** begin **
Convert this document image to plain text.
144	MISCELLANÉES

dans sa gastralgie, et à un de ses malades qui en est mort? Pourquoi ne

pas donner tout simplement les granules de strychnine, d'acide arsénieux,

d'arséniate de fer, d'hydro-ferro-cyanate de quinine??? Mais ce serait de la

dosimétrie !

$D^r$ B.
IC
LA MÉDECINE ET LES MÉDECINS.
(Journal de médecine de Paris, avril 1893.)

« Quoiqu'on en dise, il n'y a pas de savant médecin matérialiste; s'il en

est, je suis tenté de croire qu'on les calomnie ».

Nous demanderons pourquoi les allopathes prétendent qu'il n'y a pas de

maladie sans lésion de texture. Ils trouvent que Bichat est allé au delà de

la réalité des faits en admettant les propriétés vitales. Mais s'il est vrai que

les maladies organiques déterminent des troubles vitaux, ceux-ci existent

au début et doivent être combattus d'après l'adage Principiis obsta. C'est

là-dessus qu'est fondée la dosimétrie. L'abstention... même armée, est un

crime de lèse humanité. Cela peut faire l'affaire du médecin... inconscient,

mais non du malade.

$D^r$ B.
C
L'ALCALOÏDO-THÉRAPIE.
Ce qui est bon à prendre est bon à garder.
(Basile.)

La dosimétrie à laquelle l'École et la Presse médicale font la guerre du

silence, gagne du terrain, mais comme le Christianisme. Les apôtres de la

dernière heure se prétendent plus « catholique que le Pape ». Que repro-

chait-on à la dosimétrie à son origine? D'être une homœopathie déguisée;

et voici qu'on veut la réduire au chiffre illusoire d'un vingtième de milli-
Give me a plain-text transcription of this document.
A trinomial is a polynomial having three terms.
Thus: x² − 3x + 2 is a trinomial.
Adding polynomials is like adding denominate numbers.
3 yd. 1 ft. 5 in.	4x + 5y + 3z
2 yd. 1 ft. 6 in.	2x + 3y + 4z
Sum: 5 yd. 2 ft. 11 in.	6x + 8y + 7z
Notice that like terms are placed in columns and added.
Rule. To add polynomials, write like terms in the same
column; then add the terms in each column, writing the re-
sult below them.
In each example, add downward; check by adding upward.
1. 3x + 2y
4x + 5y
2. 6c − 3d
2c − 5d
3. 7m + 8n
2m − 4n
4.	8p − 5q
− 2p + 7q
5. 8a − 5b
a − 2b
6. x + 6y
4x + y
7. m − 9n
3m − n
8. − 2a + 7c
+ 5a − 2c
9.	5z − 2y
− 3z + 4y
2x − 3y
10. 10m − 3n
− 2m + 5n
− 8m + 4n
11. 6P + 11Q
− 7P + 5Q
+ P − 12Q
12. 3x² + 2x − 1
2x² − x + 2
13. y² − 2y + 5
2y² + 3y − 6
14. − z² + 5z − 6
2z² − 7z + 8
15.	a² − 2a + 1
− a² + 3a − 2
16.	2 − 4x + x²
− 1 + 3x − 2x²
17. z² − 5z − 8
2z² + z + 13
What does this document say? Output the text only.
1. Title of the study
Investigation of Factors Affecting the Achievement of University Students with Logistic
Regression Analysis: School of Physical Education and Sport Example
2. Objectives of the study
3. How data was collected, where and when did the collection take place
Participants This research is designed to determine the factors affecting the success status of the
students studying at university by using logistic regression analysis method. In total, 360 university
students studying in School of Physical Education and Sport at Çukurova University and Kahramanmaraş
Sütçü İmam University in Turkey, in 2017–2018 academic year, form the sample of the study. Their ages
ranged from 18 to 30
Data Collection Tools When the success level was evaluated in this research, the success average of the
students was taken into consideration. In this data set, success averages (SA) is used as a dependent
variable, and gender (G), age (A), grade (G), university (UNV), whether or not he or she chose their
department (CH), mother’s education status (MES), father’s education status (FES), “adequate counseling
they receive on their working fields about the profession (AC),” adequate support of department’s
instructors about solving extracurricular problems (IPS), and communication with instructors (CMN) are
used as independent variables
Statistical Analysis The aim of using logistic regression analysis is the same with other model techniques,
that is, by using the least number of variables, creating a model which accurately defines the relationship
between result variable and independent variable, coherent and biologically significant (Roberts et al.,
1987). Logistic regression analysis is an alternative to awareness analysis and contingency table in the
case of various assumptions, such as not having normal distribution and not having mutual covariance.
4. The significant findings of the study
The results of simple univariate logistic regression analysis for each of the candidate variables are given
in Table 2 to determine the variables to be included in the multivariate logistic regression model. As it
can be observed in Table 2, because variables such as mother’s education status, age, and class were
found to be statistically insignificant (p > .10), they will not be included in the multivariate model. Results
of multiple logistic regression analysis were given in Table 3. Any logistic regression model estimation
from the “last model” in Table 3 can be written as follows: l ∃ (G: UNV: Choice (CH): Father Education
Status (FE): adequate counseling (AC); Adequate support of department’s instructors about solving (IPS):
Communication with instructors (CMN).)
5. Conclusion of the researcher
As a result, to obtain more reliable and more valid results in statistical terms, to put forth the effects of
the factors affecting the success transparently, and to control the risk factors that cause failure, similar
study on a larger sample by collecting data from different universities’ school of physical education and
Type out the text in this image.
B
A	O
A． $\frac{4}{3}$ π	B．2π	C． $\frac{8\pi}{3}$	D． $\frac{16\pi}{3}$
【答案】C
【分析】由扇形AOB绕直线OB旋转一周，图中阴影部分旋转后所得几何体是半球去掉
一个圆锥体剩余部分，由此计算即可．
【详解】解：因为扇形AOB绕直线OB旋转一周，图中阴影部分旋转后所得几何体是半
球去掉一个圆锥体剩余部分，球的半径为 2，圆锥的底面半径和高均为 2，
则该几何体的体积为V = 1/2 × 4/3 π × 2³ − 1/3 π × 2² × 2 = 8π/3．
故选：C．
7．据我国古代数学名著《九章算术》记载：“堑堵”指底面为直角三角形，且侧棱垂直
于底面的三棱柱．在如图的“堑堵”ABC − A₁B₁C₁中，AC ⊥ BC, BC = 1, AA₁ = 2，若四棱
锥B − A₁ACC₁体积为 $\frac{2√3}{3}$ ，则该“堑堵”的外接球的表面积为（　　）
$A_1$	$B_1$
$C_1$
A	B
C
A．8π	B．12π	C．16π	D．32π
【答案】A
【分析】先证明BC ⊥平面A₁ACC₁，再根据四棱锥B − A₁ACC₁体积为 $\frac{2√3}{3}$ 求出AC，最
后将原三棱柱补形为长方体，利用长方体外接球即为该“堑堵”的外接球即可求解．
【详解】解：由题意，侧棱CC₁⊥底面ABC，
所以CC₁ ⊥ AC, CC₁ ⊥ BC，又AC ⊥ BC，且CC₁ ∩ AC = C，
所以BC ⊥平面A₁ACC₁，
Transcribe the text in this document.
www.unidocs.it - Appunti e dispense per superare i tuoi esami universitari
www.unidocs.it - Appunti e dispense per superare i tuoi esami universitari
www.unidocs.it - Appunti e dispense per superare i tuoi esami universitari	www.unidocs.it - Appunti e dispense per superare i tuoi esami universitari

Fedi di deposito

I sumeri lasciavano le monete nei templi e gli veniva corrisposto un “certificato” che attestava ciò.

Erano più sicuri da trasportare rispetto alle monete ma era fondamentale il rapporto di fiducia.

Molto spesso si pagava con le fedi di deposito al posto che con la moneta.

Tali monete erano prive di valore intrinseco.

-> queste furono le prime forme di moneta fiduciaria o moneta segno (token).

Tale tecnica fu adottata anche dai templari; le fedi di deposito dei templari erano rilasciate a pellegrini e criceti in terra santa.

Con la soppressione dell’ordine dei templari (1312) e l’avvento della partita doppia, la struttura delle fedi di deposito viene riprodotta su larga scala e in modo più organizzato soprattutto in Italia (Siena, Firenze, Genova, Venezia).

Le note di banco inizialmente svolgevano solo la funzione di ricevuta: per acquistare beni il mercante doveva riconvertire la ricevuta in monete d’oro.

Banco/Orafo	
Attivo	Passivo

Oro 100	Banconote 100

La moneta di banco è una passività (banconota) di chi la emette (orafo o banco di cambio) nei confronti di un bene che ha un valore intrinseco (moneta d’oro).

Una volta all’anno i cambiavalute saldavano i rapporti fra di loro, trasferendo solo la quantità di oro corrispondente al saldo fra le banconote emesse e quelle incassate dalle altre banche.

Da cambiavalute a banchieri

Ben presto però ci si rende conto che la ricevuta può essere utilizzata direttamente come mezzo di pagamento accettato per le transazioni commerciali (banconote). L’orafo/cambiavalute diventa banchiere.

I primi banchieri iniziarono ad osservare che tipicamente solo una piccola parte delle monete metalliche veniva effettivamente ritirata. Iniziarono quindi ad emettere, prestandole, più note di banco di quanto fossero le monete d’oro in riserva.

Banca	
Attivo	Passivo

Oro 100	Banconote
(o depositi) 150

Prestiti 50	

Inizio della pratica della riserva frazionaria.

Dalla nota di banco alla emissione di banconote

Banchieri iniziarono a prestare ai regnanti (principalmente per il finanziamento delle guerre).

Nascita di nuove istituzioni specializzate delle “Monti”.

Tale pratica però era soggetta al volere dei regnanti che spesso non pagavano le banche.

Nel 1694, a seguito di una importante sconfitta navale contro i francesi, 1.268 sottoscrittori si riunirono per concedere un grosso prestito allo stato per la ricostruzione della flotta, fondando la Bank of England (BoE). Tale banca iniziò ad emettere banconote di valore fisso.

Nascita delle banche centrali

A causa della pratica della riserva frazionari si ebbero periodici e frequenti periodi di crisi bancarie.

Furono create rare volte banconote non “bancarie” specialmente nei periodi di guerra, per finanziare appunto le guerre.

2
** end **
Problem to solve:
Read the entries and select each line where the word "using" is found.

Solution for this problem:
students studying at university by using logistic regression analysis method. In total, 360 university
Statistical Analysis The aim of using logistic regression analysis is the same with other model techniques,
that is, by using the least number of variables, creating a model which accurately defines the relationship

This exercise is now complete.